### GOAL:
Transcribe the listing exactly, leaving out every picture.

### EXERCISE DATA:
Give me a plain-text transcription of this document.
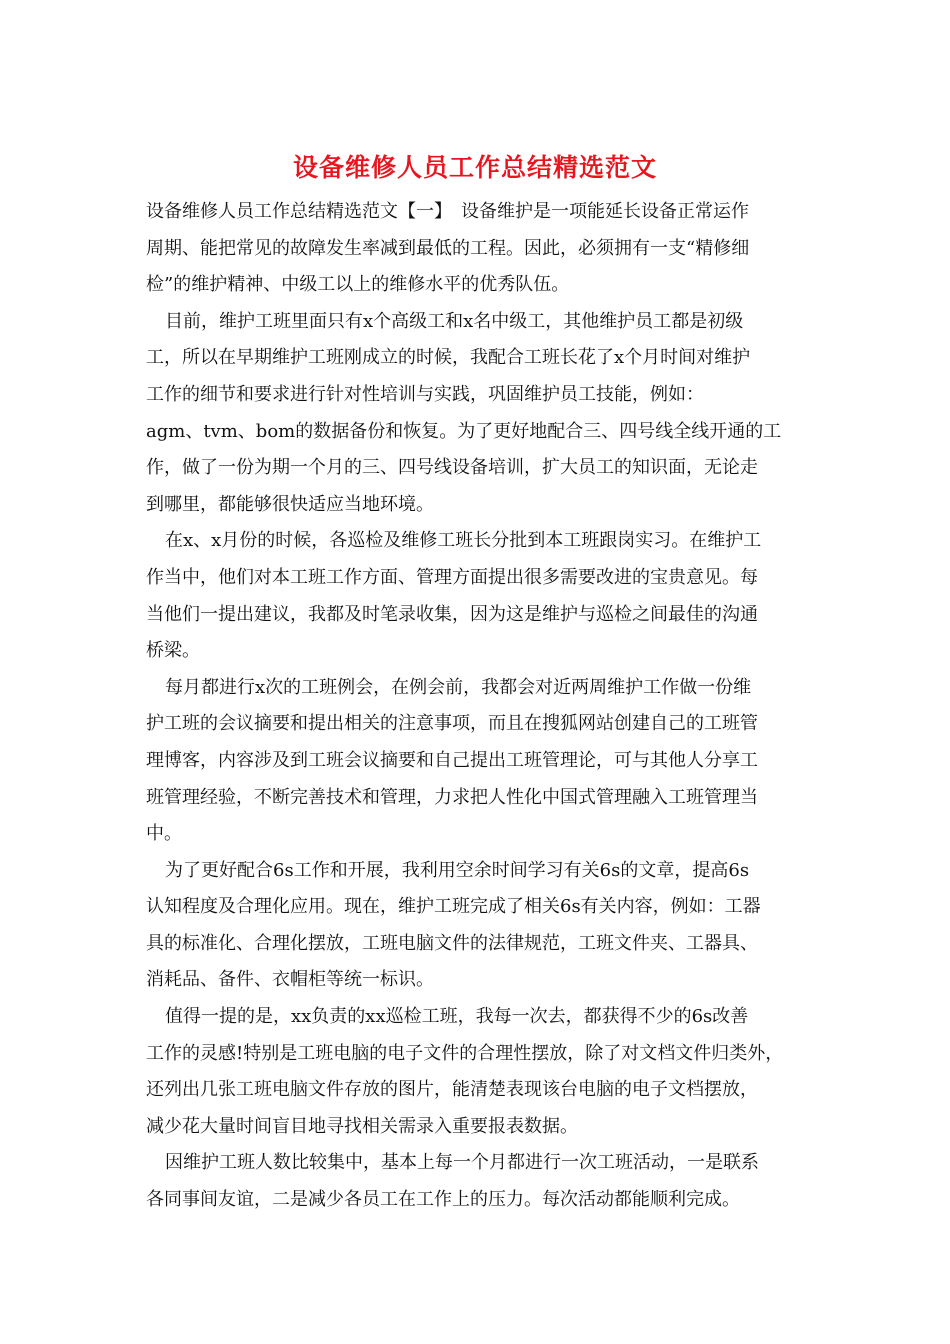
设备维修人员工作总结精选范文
设备维修人员工作总结精选范文【一】　设备维护是一项能延长设备正常运作
周期、能把常见的故障发生率减到最低的工程。因此，必须拥有一支“精修细
检”的维护精神、中级工以上的维修水平的优秀队伍。
目前，维护工班里面只有x个高级工和x名中级工，其他维护员工都是初级
工，所以在早期维护工班刚成立的时候，我配合工班长花了x个月时间对维护
工作的细节和要求进行针对性培训与实践，巩固维护员工技能，例如：
agm、tvm、bom的数据备份和恢复。为了更好地配合三、四号线全线开通的工
作，做了一份为期一个月的三、四号线设备培训，扩大员工的知识面，无论走
到哪里，都能够很快适应当地环境。
在x、x月份的时候，各巡检及维修工班长分批到本工班跟岗实习。在维护工
作当中，他们对本工班工作方面、管理方面提出很多需要改进的宝贵意见。每
当他们一提出建议，我都及时笔录收集，因为这是维护与巡检之间最佳的沟通
桥梁。
每月都进行x次的工班例会，在例会前，我都会对近两周维护工作做一份维
护工班的会议摘要和提出相关的注意事项，而且在搜狐网站创建自己的工班管
理博客，内容涉及到工班会议摘要和自己提出工班管理论，可与其他人分享工
班管理经验，不断完善技术和管理，力求把人性化中国式管理融入工班管理当
中。
为了更好配合6s工作和开展，我利用空余时间学习有关6s的文章，提高6s
认知程度及合理化应用。现在，维护工班完成了相关6s有关内容，例如：工器
具的标准化、合理化摆放，工班电脑文件的法律规范，工班文件夹、工器具、
消耗品、备件、衣帽柜等统一标识。
值得一提的是，xx负责的xx巡检工班，我每一次去，都获得不少的6s改善
工作的灵感!特别是工班电脑的电子文件的合理性摆放，除了对文档文件归类外，
还列出几张工班电脑文件存放的图片，能清楚表现该台电脑的电子文档摆放，
减少花大量时间盲目地寻找相关需录入重要报表数据。
因维护工班人数比较集中，基本上每一个月都进行一次工班活动，一是联系
各同事间友谊，二是减少各员工在工作上的压力。每次活动都能顺利完成。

### EXERCISE RESULT:
Give me a plain-text transcription of this document.
设备维修人员工作总结精选范文
设备维修人员工作总结精选范文【一】　设备维护是一项能延长设备正常运作
周期、能把常见的故障发生率减到最低的工程。因此，必须拥有一支“精修细
检”的维护精神、中级工以上的维修水平的优秀队伍。
目前，维护工班里面只有x个高级工和x名中级工，其他维护员工都是初级
工，所以在早期维护工班刚成立的时候，我配合工班长花了x个月时间对维护
工作的细节和要求进行针对性培训与实践，巩固维护员工技能，例如：
agm、tvm、bom的数据备份和恢复。为了更好地配合三、四号线全线开通的工
作，做了一份为期一个月的三、四号线设备培训，扩大员工的知识面，无论走
到哪里，都能够很快适应当地环境。
在x、x月份的时候，各巡检及维修工班长分批到本工班跟岗实习。在维护工
作当中，他们对本工班工作方面、管理方面提出很多需要改进的宝贵意见。每
当他们一提出建议，我都及时笔录收集，因为这是维护与巡检之间最佳的沟通
桥梁。
每月都进行x次的工班例会，在例会前，我都会对近两周维护工作做一份维
护工班的会议摘要和提出相关的注意事项，而且在搜狐网站创建自己的工班管
理博客，内容涉及到工班会议摘要和自己提出工班管理论，可与其他人分享工
班管理经验，不断完善技术和管理，力求把人性化中国式管理融入工班管理当
中。
为了更好配合6s工作和开展，我利用空余时间学习有关6s的文章，提高6s
认知程度及合理化应用。现在，维护工班完成了相关6s有关内容，例如：工器
具的标准化、合理化摆放，工班电脑文件的法律规范，工班文件夹、工器具、
消耗品、备件、衣帽柜等统一标识。
值得一提的是，xx负责的xx巡检工班，我每一次去，都获得不少的6s改善
工作的灵感!特别是工班电脑的电子文件的合理性摆放，除了对文档文件归类外，
还列出几张工班电脑文件存放的图片，能清楚表现该台电脑的电子文档摆放，
减少花大量时间盲目地寻找相关需录入重要报表数据。
因维护工班人数比较集中，基本上每一个月都进行一次工班活动，一是联系
各同事间友谊，二是减少各员工在工作上的压力。每次活动都能顺利完成。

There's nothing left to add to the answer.